### Try it
I would like the records restated word for word, without the pictures.

### Dataset excerpts

%%

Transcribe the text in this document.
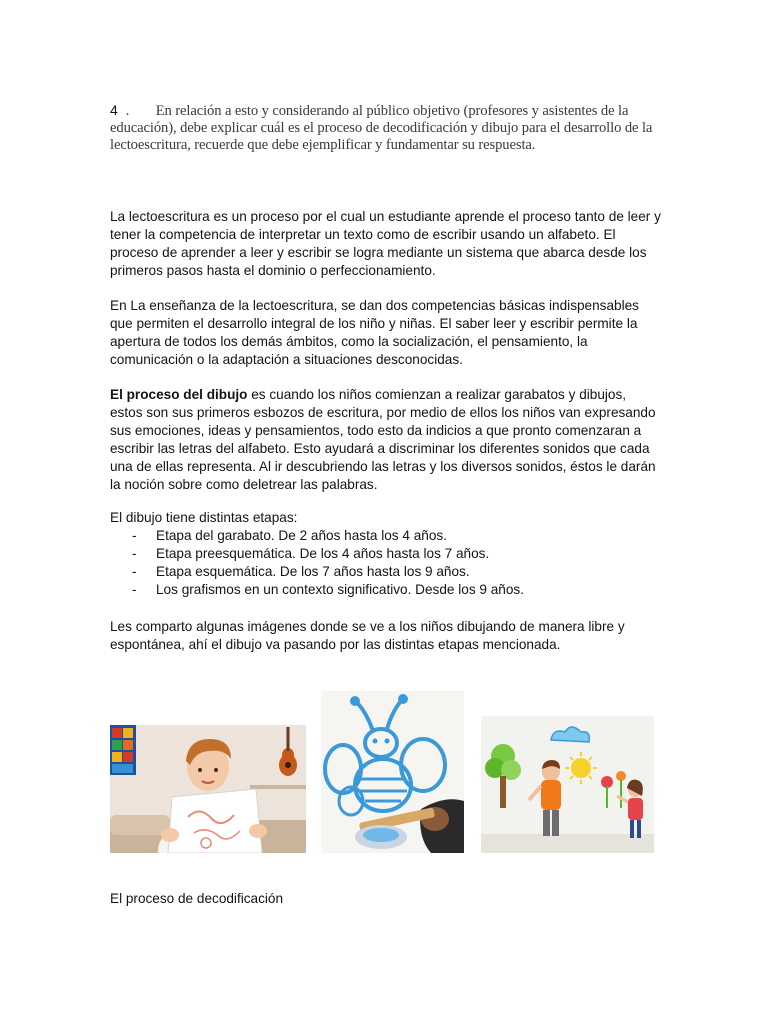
4 . En relación a esto y considerando al público objetivo (profesores y asistentes de la educación), debe explicar cuál es el proceso de decodificación y dibujo para el desarrollo de la lectoescritura, recuerde que debe ejemplificar y fundamentar su respuesta.

La lectoescritura es un proceso por el cual un estudiante aprende el proceso tanto de leer y tener la competencia de interpretar un texto como de escribir usando un alfabeto. El proceso de aprender a leer y escribir se logra mediante un sistema que abarca desde los primeros pasos hasta el dominio o perfeccionamiento.

En La enseñanza de la lectoescritura, se dan dos competencias básicas indispensables que permiten el desarrollo integral de los niño y niñas. El saber leer y escribir permite la apertura de todos los demás ámbitos, como la socialización, el pensamiento, la comunicación o la adaptación a situaciones desconocidas.

El proceso del dibujo es cuando los niños comienzan a realizar garabatos y dibujos, estos son sus primeros esbozos de escritura, por medio de ellos los niños van expresando sus emociones, ideas y pensamientos, todo esto da indicios a que pronto comenzaran a escribir las letras del alfabeto. Esto ayudará a discriminar los diferentes sonidos que cada una de ellas representa. Al ir descubriendo las letras y los diversos sonidos, éstos le darán la noción sobre como deletrear las palabras.

El dibujo tiene distintas etapas:

- Etapa del garabato. De 2 años hasta los 4 años.
- Etapa preesquemática. De los 4 años hasta los 7 años.
- Etapa esquemática. De los 7 años hasta los 9 años.
- Los grafismos en un contexto significativo. Desde los 9 años.

Les comparto algunas imágenes donde se ve a los niños dibujando de manera libre y espontánea, ahí el dibujo va pasando por las distintas etapas mencionada.

El proceso de decodificación
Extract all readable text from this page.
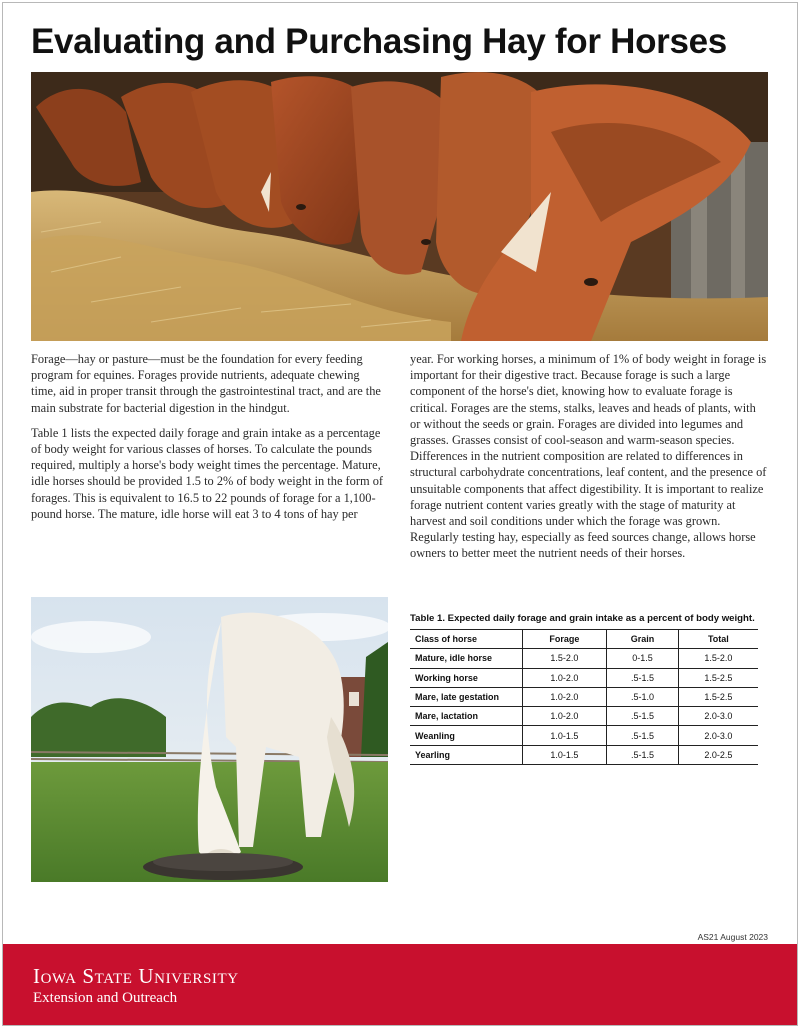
Evaluating and Purchasing Hay for Horses

Forage—hay or pasture—must be the foundation for every feeding program for equines. Forages provide nutrients, adequate chewing time, aid in proper transit through the gastrointestinal tract, and are the main substrate for bacterial digestion in the hindgut.

Table 1 lists the expected daily forage and grain intake as a percentage of body weight for various classes of horses. To calculate the pounds required, multiply a horse's body weight times the percentage. Mature, idle horses should be provided 1.5 to 2% of body weight in the form of forages. This is equivalent to 16.5 to 22 pounds of forage for a 1,100-pound horse. The mature, idle horse will eat 3 to 4 tons of hay per

year. For working horses, a minimum of 1% of body weight in forage is important for their digestive tract. Because forage is such a large component of the horse's diet, knowing how to evaluate forage is critical. Forages are the stems, stalks, leaves and heads of plants, with or without the seeds or grain. Forages are divided into legumes and grasses. Grasses consist of cool-season and warm-season species. Differences in the nutrient composition are related to differences in structural carbohydrate concentrations, leaf content, and the presence of unsuitable components that affect digestibility. It is important to realize forage nutrient content varies greatly with the stage of maturity at harvest and soil conditions under which the forage was grown. Regularly testing hay, especially as feed sources change, allows horse owners to better meet the nutrient needs of their horses.

Table 1. Expected daily forage and grain intake as a percent of body weight.
Class of horse	Forage	Grain	Total
Mature, idle horse	1.5-2.0	0-1.5	1.5-2.0
Working horse	1.0-2.0	.5-1.5	1.5-2.5
Mare, late gestation	1.0-2.0	.5-1.0	1.5-2.5
Mare, lactation	1.0-2.0	.5-1.5	2.0-3.0
Weanling	1.0-1.5	.5-1.5	2.0-3.0
Yearling	1.0-1.5	.5-1.5	2.0-2.5
AS21 August 2023
Iowa State University
Extension and Outreach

%%

### Solution for this exercise
Transcribe the text in this document.
4 . En relación a esto y considerando al público objetivo (profesores y asistentes de la educación), debe explicar cuál es el proceso de decodificación y dibujo para el desarrollo de la lectoescritura, recuerde que debe ejemplificar y fundamentar su respuesta.

La lectoescritura es un proceso por el cual un estudiante aprende el proceso tanto de leer y tener la competencia de interpretar un texto como de escribir usando un alfabeto. El proceso de aprender a leer y escribir se logra mediante un sistema que abarca desde los primeros pasos hasta el dominio o perfeccionamiento.

En La enseñanza de la lectoescritura, se dan dos competencias básicas indispensables que permiten el desarrollo integral de los niño y niñas. El saber leer y escribir permite la apertura de todos los demás ámbitos, como la socialización, el pensamiento, la comunicación o la adaptación a situaciones desconocidas.

El proceso del dibujo es cuando los niños comienzan a realizar garabatos y dibujos, estos son sus primeros esbozos de escritura, por medio de ellos los niños van expresando sus emociones, ideas y pensamientos, todo esto da indicios a que pronto comenzaran a escribir las letras del alfabeto. Esto ayudará a discriminar los diferentes sonidos que cada una de ellas representa. Al ir descubriendo las letras y los diversos sonidos, éstos le darán la noción sobre como deletrear las palabras.

El dibujo tiene distintas etapas:

- Etapa del garabato. De 2 años hasta los 4 años.
- Etapa preesquemática. De los 4 años hasta los 7 años.
- Etapa esquemática. De los 7 años hasta los 9 años.
- Los grafismos en un contexto significativo. Desde los 9 años.

Les comparto algunas imágenes donde se ve a los niños dibujando de manera libre y espontánea, ahí el dibujo va pasando por las distintas etapas mencionada.

El proceso de decodificación
Extract all readable text from this page.
Evaluating and Purchasing Hay for Horses

Forage—hay or pasture—must be the foundation for every feeding program for equines. Forages provide nutrients, adequate chewing time, aid in proper transit through the gastrointestinal tract, and are the main substrate for bacterial digestion in the hindgut.

Table 1 lists the expected daily forage and grain intake as a percentage of body weight for various classes of horses. To calculate the pounds required, multiply a horse's body weight times the percentage. Mature, idle horses should be provided 1.5 to 2% of body weight in the form of forages. This is equivalent to 16.5 to 22 pounds of forage for a 1,100-pound horse. The mature, idle horse will eat 3 to 4 tons of hay per

year. For working horses, a minimum of 1% of body weight in forage is important for their digestive tract. Because forage is such a large component of the horse's diet, knowing how to evaluate forage is critical. Forages are the stems, stalks, leaves and heads of plants, with or without the seeds or grain. Forages are divided into legumes and grasses. Grasses consist of cool-season and warm-season species. Differences in the nutrient composition are related to differences in structural carbohydrate concentrations, leaf content, and the presence of unsuitable components that affect digestibility. It is important to realize forage nutrient content varies greatly with the stage of maturity at harvest and soil conditions under which the forage was grown. Regularly testing hay, especially as feed sources change, allows horse owners to better meet the nutrient needs of their horses.

Table 1. Expected daily forage and grain intake as a percent of body weight.
Class of horse	Forage	Grain	Total
Mature, idle horse	1.5-2.0	0-1.5	1.5-2.0
Working horse	1.0-2.0	.5-1.5	1.5-2.5
Mare, late gestation	1.0-2.0	.5-1.0	1.5-2.5
Mare, lactation	1.0-2.0	.5-1.5	2.0-3.0
Weanling	1.0-1.5	.5-1.5	2.0-3.0
Yearling	1.0-1.5	.5-1.5	2.0-2.5
AS21 August 2023
Iowa State University
Extension and Outreach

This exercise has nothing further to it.